AVAILABLE RECORDS:
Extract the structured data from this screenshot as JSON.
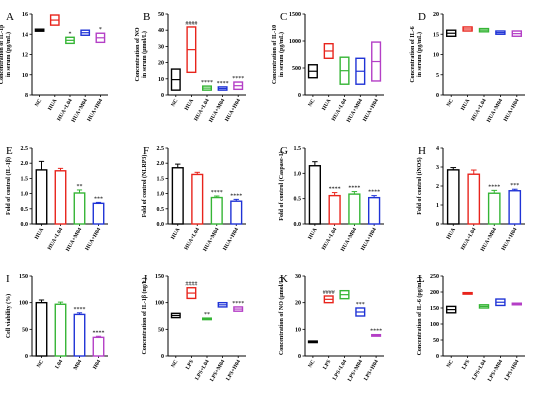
{
  "chart_data": [
    {
      "id": "A",
      "type": "box",
      "letter": "A",
      "ylabel": [
        "Concentration of IL-1β",
        "in serum (pg/mL)"
      ],
      "ylim": [
        8,
        16
      ],
      "yticks": [
        8,
        10,
        12,
        14,
        16
      ],
      "categories": [
        "NC",
        "HUA",
        "HUA+L04",
        "HUA+M04",
        "HUA+H04"
      ],
      "colors": [
        "#000000",
        "#e8241c",
        "#35b535",
        "#1f33d6",
        "#b43fc6"
      ],
      "values": [
        [
          14.3,
          14.5
        ],
        [
          14.9,
          15.9
        ],
        [
          13.1,
          13.7
        ],
        [
          13.9,
          14.4
        ],
        [
          13.2,
          14.1
        ]
      ],
      "sig": [
        "",
        "",
        "*",
        "",
        "*"
      ]
    },
    {
      "id": "B",
      "type": "box",
      "letter": "B",
      "ylabel": [
        "Concentration of NO",
        "in serum (μmol/L)"
      ],
      "ylim": [
        0,
        50
      ],
      "yticks": [
        0,
        10,
        20,
        30,
        40,
        50
      ],
      "categories": [
        "NC",
        "HUA",
        "HUA+L04",
        "HUA+M04",
        "HUA+H04"
      ],
      "colors": [
        "#000000",
        "#e8241c",
        "#35b535",
        "#1f33d6",
        "#b43fc6"
      ],
      "values": [
        [
          3,
          16
        ],
        [
          14,
          42
        ],
        [
          3,
          5.5
        ],
        [
          3,
          5
        ],
        [
          3.5,
          8
        ]
      ],
      "sig": [
        "",
        "####",
        "****",
        "****",
        "****"
      ]
    },
    {
      "id": "C",
      "type": "box",
      "letter": "C",
      "ylabel": [
        "Concentration of IL-10",
        "in serum (pg/mL)"
      ],
      "ylim": [
        0,
        1500
      ],
      "yticks": [
        0,
        500,
        1000,
        1500
      ],
      "categories": [
        "NC",
        "HUA",
        "HUA+L04",
        "HUA+M04",
        "HUA+H04"
      ],
      "colors": [
        "#000000",
        "#e8241c",
        "#35b535",
        "#1f33d6",
        "#b43fc6"
      ],
      "values": [
        [
          320,
          560
        ],
        [
          680,
          950
        ],
        [
          200,
          700
        ],
        [
          200,
          680
        ],
        [
          260,
          980
        ]
      ],
      "sig": [
        "",
        "",
        "",
        "",
        ""
      ]
    },
    {
      "id": "D",
      "type": "box",
      "letter": "D",
      "ylabel": [
        "Concentration of IL-6",
        "in serum (pg/mL)"
      ],
      "ylim": [
        0,
        20
      ],
      "yticks": [
        0,
        5,
        10,
        15,
        20
      ],
      "categories": [
        "NC",
        "HUA",
        "HUA+L04",
        "HUA+M04",
        "HUA+H04"
      ],
      "colors": [
        "#000000",
        "#e8241c",
        "#35b535",
        "#1f33d6",
        "#b43fc6"
      ],
      "values": [
        [
          14.5,
          16
        ],
        [
          15.8,
          16.8
        ],
        [
          15.6,
          16.4
        ],
        [
          15,
          15.8
        ],
        [
          14.5,
          15.8
        ]
      ],
      "sig": [
        "",
        "",
        "",
        "",
        ""
      ]
    },
    {
      "id": "E",
      "type": "bar",
      "letter": "E",
      "ylabel": [
        "Fold of control  (IL-1β)"
      ],
      "ylim": [
        0,
        2.5
      ],
      "yticks": [
        0.0,
        0.5,
        1.0,
        1.5,
        2.0,
        2.5
      ],
      "categories": [
        "HUA",
        "HUA+L04",
        "HUA+M04",
        "HUA+H04"
      ],
      "colors": [
        "#000000",
        "#e8241c",
        "#35b535",
        "#1f33d6"
      ],
      "values": [
        1.78,
        1.75,
        1.02,
        0.68
      ],
      "errors": [
        0.28,
        0.08,
        0.1,
        0.03
      ],
      "sig": [
        "",
        "",
        "**",
        "***"
      ]
    },
    {
      "id": "F",
      "type": "bar",
      "letter": "F",
      "ylabel": [
        "Fold of control  (NLRP3)"
      ],
      "ylim": [
        0,
        2.5
      ],
      "yticks": [
        0.0,
        0.5,
        1.0,
        1.5,
        2.0,
        2.5
      ],
      "categories": [
        "HUA",
        "HUA+L04",
        "HUA+M04",
        "HUA+H04"
      ],
      "colors": [
        "#000000",
        "#e8241c",
        "#35b535",
        "#1f33d6"
      ],
      "values": [
        1.85,
        1.63,
        0.87,
        0.75
      ],
      "errors": [
        0.12,
        0.07,
        0.05,
        0.06
      ],
      "sig": [
        "",
        "",
        "****",
        "****"
      ]
    },
    {
      "id": "G",
      "type": "bar",
      "letter": "G",
      "ylabel": [
        "Fold of control  (Caspase-1)"
      ],
      "ylim": [
        0,
        1.5
      ],
      "yticks": [
        0.0,
        0.5,
        1.0,
        1.5
      ],
      "categories": [
        "HUA",
        "HUA+L04",
        "HUA+M04",
        "HUA+H04"
      ],
      "colors": [
        "#000000",
        "#e8241c",
        "#35b535",
        "#1f33d6"
      ],
      "values": [
        1.15,
        0.56,
        0.59,
        0.52
      ],
      "errors": [
        0.08,
        0.06,
        0.05,
        0.04
      ],
      "sig": [
        "",
        "****",
        "****",
        "****"
      ]
    },
    {
      "id": "H",
      "type": "bar",
      "letter": "H",
      "ylabel": [
        "Fold of control  (iNOS)"
      ],
      "ylim": [
        0,
        4
      ],
      "yticks": [
        0,
        1,
        2,
        3,
        4
      ],
      "categories": [
        "HUA",
        "HUA+L04",
        "HUA+M04",
        "HUA+H04"
      ],
      "colors": [
        "#000000",
        "#e8241c",
        "#35b535",
        "#1f33d6"
      ],
      "values": [
        2.85,
        2.62,
        1.62,
        1.75
      ],
      "errors": [
        0.12,
        0.22,
        0.15,
        0.08
      ],
      "sig": [
        "",
        "",
        "****",
        "***"
      ]
    },
    {
      "id": "I",
      "type": "bar",
      "letter": "I",
      "ylabel": [
        "Cell viability (%)"
      ],
      "ylim": [
        0,
        150
      ],
      "yticks": [
        0,
        50,
        100,
        150
      ],
      "categories": [
        "NC",
        "L04",
        "M04",
        "H04"
      ],
      "colors": [
        "#000000",
        "#35b535",
        "#1f33d6",
        "#b43fc6"
      ],
      "values": [
        100,
        97,
        78,
        35
      ],
      "errors": [
        5,
        4,
        3,
        2
      ],
      "sig": [
        "",
        "",
        "****",
        "****"
      ]
    },
    {
      "id": "J",
      "type": "box",
      "letter": "J",
      "ylabel": [
        "Concentration of IL-1β (ng/L)"
      ],
      "ylim": [
        0,
        150
      ],
      "yticks": [
        0,
        50,
        100,
        150
      ],
      "categories": [
        "NC",
        "LPS",
        "LPS+L04",
        "LPS+M04",
        "LPS+H04"
      ],
      "colors": [
        "#000000",
        "#e8241c",
        "#35b535",
        "#1f33d6",
        "#b43fc6"
      ],
      "values": [
        [
          72,
          80
        ],
        [
          108,
          128
        ],
        [
          69,
          71
        ],
        [
          92,
          100
        ],
        [
          84,
          92
        ]
      ],
      "sig": [
        "",
        "####",
        "**",
        "",
        "****"
      ]
    },
    {
      "id": "K",
      "type": "box",
      "letter": "K",
      "ylabel": [
        "Concentration of NO (μmol/L)"
      ],
      "ylim": [
        0,
        30
      ],
      "yticks": [
        0,
        10,
        20,
        30
      ],
      "categories": [
        "NC",
        "LPS",
        "LPS+L04",
        "LPS+M04",
        "LPS+H04"
      ],
      "colors": [
        "#000000",
        "#e8241c",
        "#35b535",
        "#1f33d6",
        "#b43fc6"
      ],
      "values": [
        [
          5.2,
          5.6
        ],
        [
          20,
          22.5
        ],
        [
          21.5,
          24.5
        ],
        [
          15,
          18
        ],
        [
          7.6,
          8
        ]
      ],
      "sig": [
        "",
        "####",
        "",
        "***",
        "****"
      ]
    },
    {
      "id": "L",
      "type": "box",
      "letter": "L",
      "ylabel": [
        "Concentration of IL-6 (pg/mL)"
      ],
      "ylim": [
        0,
        250
      ],
      "yticks": [
        0,
        50,
        100,
        150,
        200,
        250
      ],
      "categories": [
        "NC",
        "LPS",
        "LPS+L04",
        "LPS+M04",
        "LPS+H04"
      ],
      "colors": [
        "#000000",
        "#e8241c",
        "#35b535",
        "#1f33d6",
        "#b43fc6"
      ],
      "values": [
        [
          135,
          155
        ],
        [
          194,
          198
        ],
        [
          150,
          160
        ],
        [
          158,
          178
        ],
        [
          160,
          165
        ]
      ],
      "sig": [
        "",
        "",
        "",
        "",
        ""
      ]
    }
  ]
}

GIVEN REQUEST:
From the entries above, list each line with "control" in it.

ANSWER FOR THIS EXERCISE:
        "Fold of control  (IL-1β)"
        "Fold of control  (NLRP3)"
        "Fold of control  (Caspase-1)"
        "Fold of control  (iNOS)"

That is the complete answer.